=== Records shown ===

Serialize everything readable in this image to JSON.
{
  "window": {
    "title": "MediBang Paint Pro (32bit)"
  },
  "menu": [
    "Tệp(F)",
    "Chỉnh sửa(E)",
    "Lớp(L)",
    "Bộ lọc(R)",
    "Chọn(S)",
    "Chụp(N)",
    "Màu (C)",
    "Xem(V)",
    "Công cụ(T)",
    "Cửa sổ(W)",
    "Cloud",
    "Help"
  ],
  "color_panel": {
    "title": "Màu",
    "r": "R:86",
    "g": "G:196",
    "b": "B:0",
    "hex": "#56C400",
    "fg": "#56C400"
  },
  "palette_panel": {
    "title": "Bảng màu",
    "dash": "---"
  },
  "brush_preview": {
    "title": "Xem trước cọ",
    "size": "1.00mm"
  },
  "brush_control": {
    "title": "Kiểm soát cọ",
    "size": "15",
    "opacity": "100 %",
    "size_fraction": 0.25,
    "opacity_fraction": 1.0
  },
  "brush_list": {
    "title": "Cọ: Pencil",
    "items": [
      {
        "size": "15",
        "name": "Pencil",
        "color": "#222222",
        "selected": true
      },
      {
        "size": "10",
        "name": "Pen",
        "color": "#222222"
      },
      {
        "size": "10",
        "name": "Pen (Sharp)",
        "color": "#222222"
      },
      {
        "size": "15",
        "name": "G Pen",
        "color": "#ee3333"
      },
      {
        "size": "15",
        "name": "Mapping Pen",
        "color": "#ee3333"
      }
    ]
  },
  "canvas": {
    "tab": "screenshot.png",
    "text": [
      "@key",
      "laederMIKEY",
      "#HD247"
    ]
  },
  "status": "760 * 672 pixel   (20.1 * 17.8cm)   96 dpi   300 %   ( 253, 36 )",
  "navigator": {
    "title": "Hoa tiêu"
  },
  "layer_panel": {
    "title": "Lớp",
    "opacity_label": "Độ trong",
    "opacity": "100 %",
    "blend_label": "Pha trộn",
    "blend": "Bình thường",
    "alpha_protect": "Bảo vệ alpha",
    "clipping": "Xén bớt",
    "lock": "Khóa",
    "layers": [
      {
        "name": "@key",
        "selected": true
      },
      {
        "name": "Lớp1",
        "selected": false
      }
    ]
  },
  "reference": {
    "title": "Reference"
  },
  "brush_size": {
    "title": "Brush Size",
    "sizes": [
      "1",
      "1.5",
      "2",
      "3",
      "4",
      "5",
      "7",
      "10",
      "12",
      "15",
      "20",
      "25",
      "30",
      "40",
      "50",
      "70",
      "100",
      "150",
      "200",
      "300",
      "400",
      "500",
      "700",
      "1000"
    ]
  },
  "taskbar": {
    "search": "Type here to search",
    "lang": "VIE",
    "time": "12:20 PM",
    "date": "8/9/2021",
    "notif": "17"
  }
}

===

To be done — Each entry above is to be quoted exactly.

Written response —
Serialize everything readable in this image to JSON.
{
  "window": {
    "title": "MediBang Paint Pro (32bit)"
  },
  "menu": [
    "Tệp(F)",
    "Chỉnh sửa(E)",
    "Lớp(L)",
    "Bộ lọc(R)",
    "Chọn(S)",
    "Chụp(N)",
    "Màu (C)",
    "Xem(V)",
    "Công cụ(T)",
    "Cửa sổ(W)",
    "Cloud",
    "Help"
  ],
  "color_panel": {
    "title": "Màu",
    "r": "R:86",
    "g": "G:196",
    "b": "B:0",
    "hex": "#56C400",
    "fg": "#56C400"
  },
  "palette_panel": {
    "title": "Bảng màu",
    "dash": "---"
  },
  "brush_preview": {
    "title": "Xem trước cọ",
    "size": "1.00mm"
  },
  "brush_control": {
    "title": "Kiểm soát cọ",
    "size": "15",
    "opacity": "100 %",
    "size_fraction": 0.25,
    "opacity_fraction": 1.0
  },
  "brush_list": {
    "title": "Cọ: Pencil",
    "items": [
      {
        "size": "15",
        "name": "Pencil",
        "color": "#222222",
        "selected": true
      },
      {
        "size": "10",
        "name": "Pen",
        "color": "#222222"
      },
      {
        "size": "10",
        "name": "Pen (Sharp)",
        "color": "#222222"
      },
      {
        "size": "15",
        "name": "G Pen",
        "color": "#ee3333"
      },
      {
        "size": "15",
        "name": "Mapping Pen",
        "color": "#ee3333"
      }
    ]
  },
  "canvas": {
    "tab": "screenshot.png",
    "text": [
      "@key",
      "laederMIKEY",
      "#HD247"
    ]
  },
  "status": "760 * 672 pixel   (20.1 * 17.8cm)   96 dpi   300 %   ( 253, 36 )",
  "navigator": {
    "title": "Hoa tiêu"
  },
  "layer_panel": {
    "title": "Lớp",
    "opacity_label": "Độ trong",
    "opacity": "100 %",
    "blend_label": "Pha trộn",
    "blend": "Bình thường",
    "alpha_protect": "Bảo vệ alpha",
    "clipping": "Xén bớt",
    "lock": "Khóa",
    "layers": [
      {
        "name": "@key",
        "selected": true
      },
      {
        "name": "Lớp1",
        "selected": false
      }
    ]
  },
  "reference": {
    "title": "Reference"
  },
  "brush_size": {
    "title": "Brush Size",
    "sizes": [
      "1",
      "1.5",
      "2",
      "3",
      "4",
      "5",
      "7",
      "10",
      "12",
      "15",
      "20",
      "25",
      "30",
      "40",
      "50",
      "70",
      "100",
      "150",
      "200",
      "300",
      "400",
      "500",
      "700",
      "1000"
    ]
  },
  "taskbar": {
    "search": "Type here to search",
    "lang": "VIE",
    "time": "12:20 PM",
    "date": "8/9/2021",
    "notif": "17"
  }
}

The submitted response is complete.